→ **Study questions**:
1. According to the text on Eucalyptus microschema, in which months does the species flower?
2. Please write a continuation of the Eucalyptus microschema text, picking up after its final sentence.

Extract to read Start Marker

Eucalyptus microschema facts for kids
Quick facts for kidsEucalyptus microschema
Priority Three — Poorly Known Taxa (DEC)
Eucalyptus microschema is a species of small, shrubby mallee that is endemic to the southwest of Western Australia. It has smooth, silvery grey bark, linear adult leaves, flower buds in groups of nine or eleven, white flowers and short, barrel-shaped fruit. It is restricted to a small area near Newdegate.
Eucalyptus microschema is a shrubby mallee that typically grows to a height of 1.2–3 m (3 ft 11 in–9 ft 10 in) and forms a lignotuber. It has smooth, silvery grey bark on the trunk and branches. Adult leaves are the same shade of dull green on both sides, linear, 55–110 mm (2.2–4.3 in) long, 5–10 mm (0.20–0.39 in) wide and are held erect. The flower buds are arranged in groups of nine or eleven on an unbranched peduncle 4–12 mm (0.16–0.47 in) long that is wider near the bud end. The individual buds are on pedicels up to 3 mm (0.12 in) long. Mature buds are spindle-shaped, 7–10 mm (0.28–0.39 in) long, 2–3.5 mm (0.079–0.138 in) wide with a conical operculum about twice as long as the floral cup. Flowering occurs between July and September and the flowers are white or creamy white. The fruit is a woody, shortly barrel-shaped capsule 4–7 mm (0.16–0.28 in) long, 4–5 mm (0.16–0.20 in) wide with the valves near rim level.

Extract to read End Marker
Records supplied Start Marker

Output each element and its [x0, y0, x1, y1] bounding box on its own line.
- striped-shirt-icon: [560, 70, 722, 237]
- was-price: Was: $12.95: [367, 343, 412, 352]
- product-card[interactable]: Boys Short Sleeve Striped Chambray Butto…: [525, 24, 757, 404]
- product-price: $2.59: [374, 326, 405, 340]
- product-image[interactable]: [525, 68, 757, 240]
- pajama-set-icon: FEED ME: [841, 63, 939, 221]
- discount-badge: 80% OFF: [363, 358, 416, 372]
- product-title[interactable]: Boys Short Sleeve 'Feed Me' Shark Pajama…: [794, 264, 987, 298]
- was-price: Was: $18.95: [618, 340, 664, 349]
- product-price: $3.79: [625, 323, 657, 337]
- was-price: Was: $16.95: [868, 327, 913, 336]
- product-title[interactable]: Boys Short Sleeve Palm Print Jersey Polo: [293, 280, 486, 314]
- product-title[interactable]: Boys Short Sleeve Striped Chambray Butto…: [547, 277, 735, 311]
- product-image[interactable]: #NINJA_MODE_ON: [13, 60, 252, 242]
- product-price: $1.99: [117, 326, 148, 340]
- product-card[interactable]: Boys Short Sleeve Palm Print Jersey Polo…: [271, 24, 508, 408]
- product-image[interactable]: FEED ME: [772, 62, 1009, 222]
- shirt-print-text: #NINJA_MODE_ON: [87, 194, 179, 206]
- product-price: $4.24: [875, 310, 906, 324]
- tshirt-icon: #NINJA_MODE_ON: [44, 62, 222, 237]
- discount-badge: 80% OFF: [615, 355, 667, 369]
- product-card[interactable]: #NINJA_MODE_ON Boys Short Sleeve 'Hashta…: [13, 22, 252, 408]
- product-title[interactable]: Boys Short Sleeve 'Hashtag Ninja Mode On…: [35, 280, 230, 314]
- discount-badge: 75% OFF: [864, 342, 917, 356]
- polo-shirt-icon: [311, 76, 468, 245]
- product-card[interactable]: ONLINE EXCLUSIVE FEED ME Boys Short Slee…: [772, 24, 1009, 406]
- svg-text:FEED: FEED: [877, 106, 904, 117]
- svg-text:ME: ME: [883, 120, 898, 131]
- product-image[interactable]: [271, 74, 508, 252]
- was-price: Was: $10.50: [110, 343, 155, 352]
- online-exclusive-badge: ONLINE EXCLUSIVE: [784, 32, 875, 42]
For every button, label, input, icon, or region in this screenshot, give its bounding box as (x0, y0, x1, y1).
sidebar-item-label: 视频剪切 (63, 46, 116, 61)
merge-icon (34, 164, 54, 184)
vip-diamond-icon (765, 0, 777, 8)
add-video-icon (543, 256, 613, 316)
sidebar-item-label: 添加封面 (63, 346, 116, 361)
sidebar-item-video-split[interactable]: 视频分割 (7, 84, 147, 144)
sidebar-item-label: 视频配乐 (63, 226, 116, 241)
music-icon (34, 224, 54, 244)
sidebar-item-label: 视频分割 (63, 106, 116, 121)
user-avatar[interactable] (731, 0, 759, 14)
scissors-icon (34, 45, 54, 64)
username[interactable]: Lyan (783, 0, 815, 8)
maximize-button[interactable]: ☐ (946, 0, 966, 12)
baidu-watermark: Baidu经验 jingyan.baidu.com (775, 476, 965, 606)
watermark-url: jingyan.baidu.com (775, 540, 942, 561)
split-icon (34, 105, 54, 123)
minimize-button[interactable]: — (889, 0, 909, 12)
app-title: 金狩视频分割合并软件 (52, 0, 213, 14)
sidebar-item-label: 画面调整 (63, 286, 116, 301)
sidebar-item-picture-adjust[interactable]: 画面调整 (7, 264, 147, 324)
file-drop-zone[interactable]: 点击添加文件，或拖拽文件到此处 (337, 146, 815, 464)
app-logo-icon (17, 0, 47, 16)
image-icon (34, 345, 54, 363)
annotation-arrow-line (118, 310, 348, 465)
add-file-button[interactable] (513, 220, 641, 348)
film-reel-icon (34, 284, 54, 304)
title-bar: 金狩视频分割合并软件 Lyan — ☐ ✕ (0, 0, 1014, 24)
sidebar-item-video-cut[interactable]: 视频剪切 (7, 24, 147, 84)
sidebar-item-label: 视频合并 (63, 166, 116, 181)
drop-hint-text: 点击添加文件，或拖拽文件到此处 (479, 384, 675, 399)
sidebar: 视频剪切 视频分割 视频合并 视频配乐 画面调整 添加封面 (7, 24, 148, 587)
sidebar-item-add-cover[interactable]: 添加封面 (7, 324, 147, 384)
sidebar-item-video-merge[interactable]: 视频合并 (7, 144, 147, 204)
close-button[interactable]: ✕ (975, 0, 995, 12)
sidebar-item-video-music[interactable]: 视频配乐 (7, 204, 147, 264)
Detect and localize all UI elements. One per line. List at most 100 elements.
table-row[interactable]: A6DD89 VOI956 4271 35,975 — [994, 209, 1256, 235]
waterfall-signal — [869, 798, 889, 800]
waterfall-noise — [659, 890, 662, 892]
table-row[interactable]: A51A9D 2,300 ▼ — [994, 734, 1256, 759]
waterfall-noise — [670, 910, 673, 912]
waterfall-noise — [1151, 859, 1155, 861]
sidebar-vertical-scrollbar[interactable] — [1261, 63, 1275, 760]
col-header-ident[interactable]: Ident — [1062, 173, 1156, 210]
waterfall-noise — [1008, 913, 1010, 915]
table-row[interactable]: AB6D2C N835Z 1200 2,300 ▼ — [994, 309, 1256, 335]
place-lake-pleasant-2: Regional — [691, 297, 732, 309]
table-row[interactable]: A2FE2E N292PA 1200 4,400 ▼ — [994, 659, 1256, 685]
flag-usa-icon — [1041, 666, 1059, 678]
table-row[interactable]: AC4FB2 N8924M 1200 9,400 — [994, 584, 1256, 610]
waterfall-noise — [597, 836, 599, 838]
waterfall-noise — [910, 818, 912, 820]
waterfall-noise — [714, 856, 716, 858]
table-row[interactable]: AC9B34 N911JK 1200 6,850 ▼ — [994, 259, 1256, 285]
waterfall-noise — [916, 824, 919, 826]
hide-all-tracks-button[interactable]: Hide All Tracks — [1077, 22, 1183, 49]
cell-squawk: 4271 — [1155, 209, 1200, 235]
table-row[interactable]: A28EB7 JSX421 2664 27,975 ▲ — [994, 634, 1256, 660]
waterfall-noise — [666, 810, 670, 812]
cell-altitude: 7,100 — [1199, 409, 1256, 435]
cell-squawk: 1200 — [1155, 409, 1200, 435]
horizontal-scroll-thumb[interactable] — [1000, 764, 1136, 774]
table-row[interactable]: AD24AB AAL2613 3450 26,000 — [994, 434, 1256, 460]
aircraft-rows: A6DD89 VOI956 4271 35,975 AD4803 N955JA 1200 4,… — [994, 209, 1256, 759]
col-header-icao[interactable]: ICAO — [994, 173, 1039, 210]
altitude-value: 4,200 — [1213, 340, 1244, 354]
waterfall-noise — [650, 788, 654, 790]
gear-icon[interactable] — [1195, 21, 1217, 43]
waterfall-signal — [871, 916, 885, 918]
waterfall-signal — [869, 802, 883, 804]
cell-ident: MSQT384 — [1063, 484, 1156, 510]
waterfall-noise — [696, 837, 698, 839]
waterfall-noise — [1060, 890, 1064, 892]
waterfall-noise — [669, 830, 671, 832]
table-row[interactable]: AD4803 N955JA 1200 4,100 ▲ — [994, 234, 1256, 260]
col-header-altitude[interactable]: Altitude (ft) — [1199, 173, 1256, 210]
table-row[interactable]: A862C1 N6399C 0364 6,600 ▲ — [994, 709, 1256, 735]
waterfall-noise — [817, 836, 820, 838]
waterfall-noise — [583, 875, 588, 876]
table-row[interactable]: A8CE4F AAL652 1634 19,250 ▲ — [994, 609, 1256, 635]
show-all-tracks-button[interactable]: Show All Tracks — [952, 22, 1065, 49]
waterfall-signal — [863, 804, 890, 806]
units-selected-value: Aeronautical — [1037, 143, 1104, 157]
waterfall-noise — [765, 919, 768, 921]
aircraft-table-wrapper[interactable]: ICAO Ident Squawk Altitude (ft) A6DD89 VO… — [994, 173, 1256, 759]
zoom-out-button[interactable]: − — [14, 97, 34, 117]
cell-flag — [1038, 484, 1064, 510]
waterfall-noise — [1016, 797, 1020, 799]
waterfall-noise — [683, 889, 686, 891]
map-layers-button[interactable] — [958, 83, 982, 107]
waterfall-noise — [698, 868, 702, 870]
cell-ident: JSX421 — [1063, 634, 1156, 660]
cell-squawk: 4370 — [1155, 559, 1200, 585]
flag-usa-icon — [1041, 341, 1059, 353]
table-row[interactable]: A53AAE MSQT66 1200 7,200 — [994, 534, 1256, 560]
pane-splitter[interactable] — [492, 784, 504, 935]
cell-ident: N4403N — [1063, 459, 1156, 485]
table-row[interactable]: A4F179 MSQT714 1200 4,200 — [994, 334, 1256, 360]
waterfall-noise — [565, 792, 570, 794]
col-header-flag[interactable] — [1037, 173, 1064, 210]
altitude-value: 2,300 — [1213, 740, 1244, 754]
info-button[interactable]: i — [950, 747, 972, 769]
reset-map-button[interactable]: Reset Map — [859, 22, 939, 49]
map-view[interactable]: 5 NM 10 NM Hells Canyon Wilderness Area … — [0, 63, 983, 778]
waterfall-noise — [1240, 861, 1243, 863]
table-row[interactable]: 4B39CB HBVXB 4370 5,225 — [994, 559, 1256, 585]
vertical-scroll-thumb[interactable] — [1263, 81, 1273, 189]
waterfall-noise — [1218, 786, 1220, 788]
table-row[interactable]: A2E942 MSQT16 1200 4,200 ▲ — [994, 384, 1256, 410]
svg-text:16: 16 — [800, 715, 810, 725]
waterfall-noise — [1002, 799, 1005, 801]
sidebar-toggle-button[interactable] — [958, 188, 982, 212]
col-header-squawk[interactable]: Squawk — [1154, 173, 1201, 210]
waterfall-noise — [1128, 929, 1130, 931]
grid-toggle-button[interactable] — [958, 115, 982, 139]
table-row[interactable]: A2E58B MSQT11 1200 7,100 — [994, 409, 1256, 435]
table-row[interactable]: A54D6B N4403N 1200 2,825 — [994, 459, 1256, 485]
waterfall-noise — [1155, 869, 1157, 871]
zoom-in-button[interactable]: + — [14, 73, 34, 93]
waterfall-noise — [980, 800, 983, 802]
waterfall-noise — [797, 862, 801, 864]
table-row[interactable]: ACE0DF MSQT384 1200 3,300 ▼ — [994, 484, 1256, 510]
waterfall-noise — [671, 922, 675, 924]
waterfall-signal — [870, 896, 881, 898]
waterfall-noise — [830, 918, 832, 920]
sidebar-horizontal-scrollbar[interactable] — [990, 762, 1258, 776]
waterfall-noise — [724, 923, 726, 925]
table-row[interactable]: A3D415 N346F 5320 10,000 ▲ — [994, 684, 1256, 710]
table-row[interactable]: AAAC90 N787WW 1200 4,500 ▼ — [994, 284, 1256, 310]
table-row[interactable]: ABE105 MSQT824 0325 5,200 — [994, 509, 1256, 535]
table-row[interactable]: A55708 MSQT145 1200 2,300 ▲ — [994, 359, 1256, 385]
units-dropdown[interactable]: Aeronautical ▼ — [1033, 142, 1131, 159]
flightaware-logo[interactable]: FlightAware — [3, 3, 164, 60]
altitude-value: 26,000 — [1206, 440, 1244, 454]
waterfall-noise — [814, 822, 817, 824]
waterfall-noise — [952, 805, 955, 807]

Records supplied End Marker

→ **Expected outputs**:
1. Between July and September.

2.
Eucalyptus microschema was first formally described in 1991 by Ian Brooker and Stephen Hopper in the journal Nuytsia from specimens collected southeast of Newdegate by Brooker. The specific epithet is from ancient Greek meaning "small form", referring to the stature of this mallee.
Distribution and habitat
This eucalypt mainly grows in low shrubland in scattered clumps to the east and southeast of Newdegate and towards Lake King.
Eucalyptus microschema is classified as "Priority Three" by the Government of Western Australia Department of Parks and Wildlife meaning that it is poorly known and known from only a few locations but is not under imminent threat.